**Records for this exercise**

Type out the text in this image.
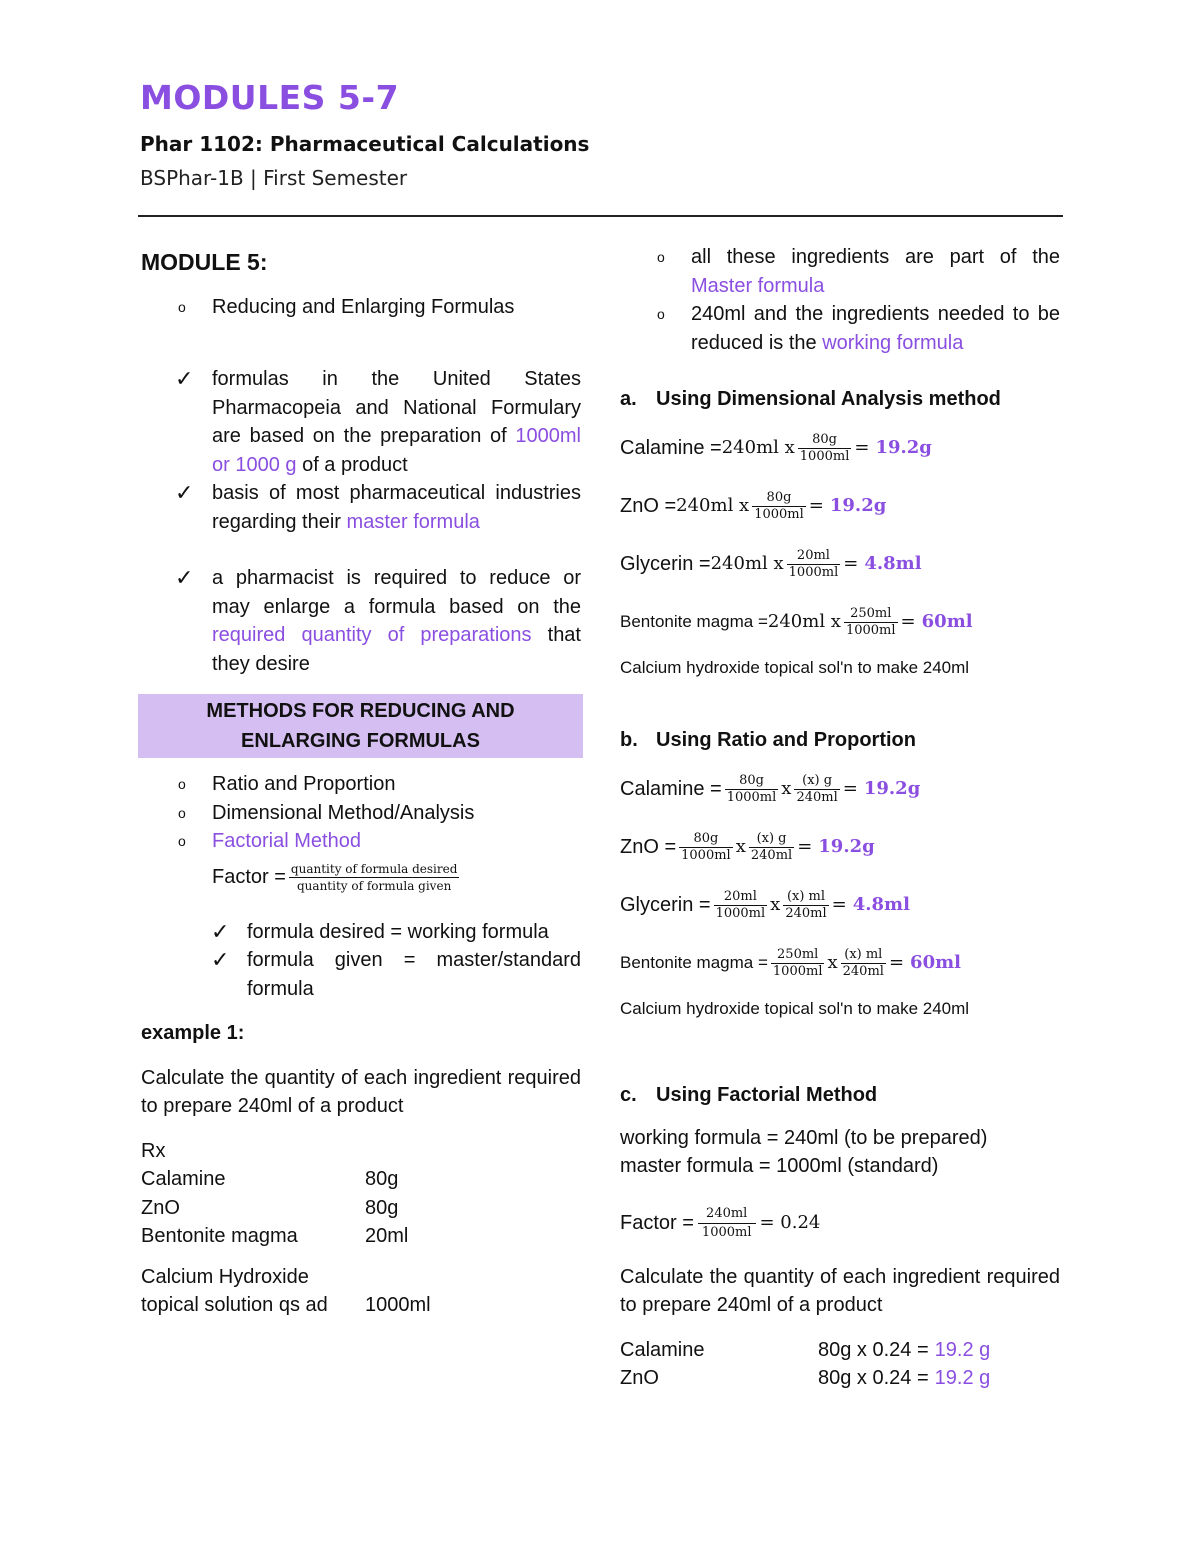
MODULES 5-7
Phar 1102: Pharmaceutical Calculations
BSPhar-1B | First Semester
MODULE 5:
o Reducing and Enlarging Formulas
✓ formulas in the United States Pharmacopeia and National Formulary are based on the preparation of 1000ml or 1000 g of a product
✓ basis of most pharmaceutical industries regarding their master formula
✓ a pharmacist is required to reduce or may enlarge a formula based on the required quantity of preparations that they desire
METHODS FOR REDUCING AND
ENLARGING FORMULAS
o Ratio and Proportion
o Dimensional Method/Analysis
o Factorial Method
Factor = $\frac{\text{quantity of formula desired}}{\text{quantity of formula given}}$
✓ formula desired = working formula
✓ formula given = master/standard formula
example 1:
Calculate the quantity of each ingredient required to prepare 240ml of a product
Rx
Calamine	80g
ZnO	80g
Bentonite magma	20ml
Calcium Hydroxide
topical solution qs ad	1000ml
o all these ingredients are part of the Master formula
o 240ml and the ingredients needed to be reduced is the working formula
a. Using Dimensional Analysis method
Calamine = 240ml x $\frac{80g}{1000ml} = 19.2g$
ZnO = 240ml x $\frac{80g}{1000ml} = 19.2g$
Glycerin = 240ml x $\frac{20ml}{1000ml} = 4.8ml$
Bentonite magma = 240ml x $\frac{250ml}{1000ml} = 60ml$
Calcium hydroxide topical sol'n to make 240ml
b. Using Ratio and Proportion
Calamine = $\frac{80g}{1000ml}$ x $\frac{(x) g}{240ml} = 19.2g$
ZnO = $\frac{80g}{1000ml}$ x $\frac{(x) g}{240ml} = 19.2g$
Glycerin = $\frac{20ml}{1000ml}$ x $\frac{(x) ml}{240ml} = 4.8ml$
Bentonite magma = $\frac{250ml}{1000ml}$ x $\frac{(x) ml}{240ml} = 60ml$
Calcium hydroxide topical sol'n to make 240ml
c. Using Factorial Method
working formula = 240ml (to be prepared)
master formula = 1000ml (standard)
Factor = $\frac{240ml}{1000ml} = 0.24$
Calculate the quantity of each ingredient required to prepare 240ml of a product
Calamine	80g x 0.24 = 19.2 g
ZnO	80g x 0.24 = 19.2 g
...
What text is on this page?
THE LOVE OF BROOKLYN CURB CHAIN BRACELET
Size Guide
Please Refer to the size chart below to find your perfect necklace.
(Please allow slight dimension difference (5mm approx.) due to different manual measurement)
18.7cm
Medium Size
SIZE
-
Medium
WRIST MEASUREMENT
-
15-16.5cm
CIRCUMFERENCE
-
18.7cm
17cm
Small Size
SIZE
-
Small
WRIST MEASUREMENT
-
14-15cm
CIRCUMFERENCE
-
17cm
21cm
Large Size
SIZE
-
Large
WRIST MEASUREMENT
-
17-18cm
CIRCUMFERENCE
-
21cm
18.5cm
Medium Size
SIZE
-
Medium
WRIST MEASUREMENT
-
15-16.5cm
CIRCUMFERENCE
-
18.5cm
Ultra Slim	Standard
--
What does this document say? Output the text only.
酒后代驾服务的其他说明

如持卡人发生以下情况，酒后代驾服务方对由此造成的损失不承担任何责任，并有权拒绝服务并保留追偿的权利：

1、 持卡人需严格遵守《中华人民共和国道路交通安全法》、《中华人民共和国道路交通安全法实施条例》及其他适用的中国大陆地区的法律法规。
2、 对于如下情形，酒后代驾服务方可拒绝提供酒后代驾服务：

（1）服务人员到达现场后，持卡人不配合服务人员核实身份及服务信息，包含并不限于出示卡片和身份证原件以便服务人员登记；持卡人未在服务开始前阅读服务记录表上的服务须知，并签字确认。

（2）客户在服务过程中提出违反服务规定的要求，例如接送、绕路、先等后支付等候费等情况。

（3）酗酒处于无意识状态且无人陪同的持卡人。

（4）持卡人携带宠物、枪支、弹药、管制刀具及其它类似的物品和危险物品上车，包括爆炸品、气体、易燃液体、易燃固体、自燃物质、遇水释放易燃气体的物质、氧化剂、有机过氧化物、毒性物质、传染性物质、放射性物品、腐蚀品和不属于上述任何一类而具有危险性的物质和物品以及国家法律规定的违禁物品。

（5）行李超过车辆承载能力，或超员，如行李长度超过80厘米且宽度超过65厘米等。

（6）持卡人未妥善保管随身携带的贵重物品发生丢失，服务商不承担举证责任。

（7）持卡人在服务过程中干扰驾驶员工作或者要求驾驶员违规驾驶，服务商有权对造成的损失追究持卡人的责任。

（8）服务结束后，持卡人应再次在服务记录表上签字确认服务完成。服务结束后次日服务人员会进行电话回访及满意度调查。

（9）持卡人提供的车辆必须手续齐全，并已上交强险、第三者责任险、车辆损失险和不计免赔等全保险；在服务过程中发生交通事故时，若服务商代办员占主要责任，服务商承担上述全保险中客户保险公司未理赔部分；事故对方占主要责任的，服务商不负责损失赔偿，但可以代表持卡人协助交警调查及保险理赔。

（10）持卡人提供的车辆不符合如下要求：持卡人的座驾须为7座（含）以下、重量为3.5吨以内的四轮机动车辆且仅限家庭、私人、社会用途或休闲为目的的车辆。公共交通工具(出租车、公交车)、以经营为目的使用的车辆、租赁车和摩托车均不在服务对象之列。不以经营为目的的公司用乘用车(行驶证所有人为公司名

**Job**
Count every line in the listing above that holds "Bentonite", then report only the count.

**Exercise response**
3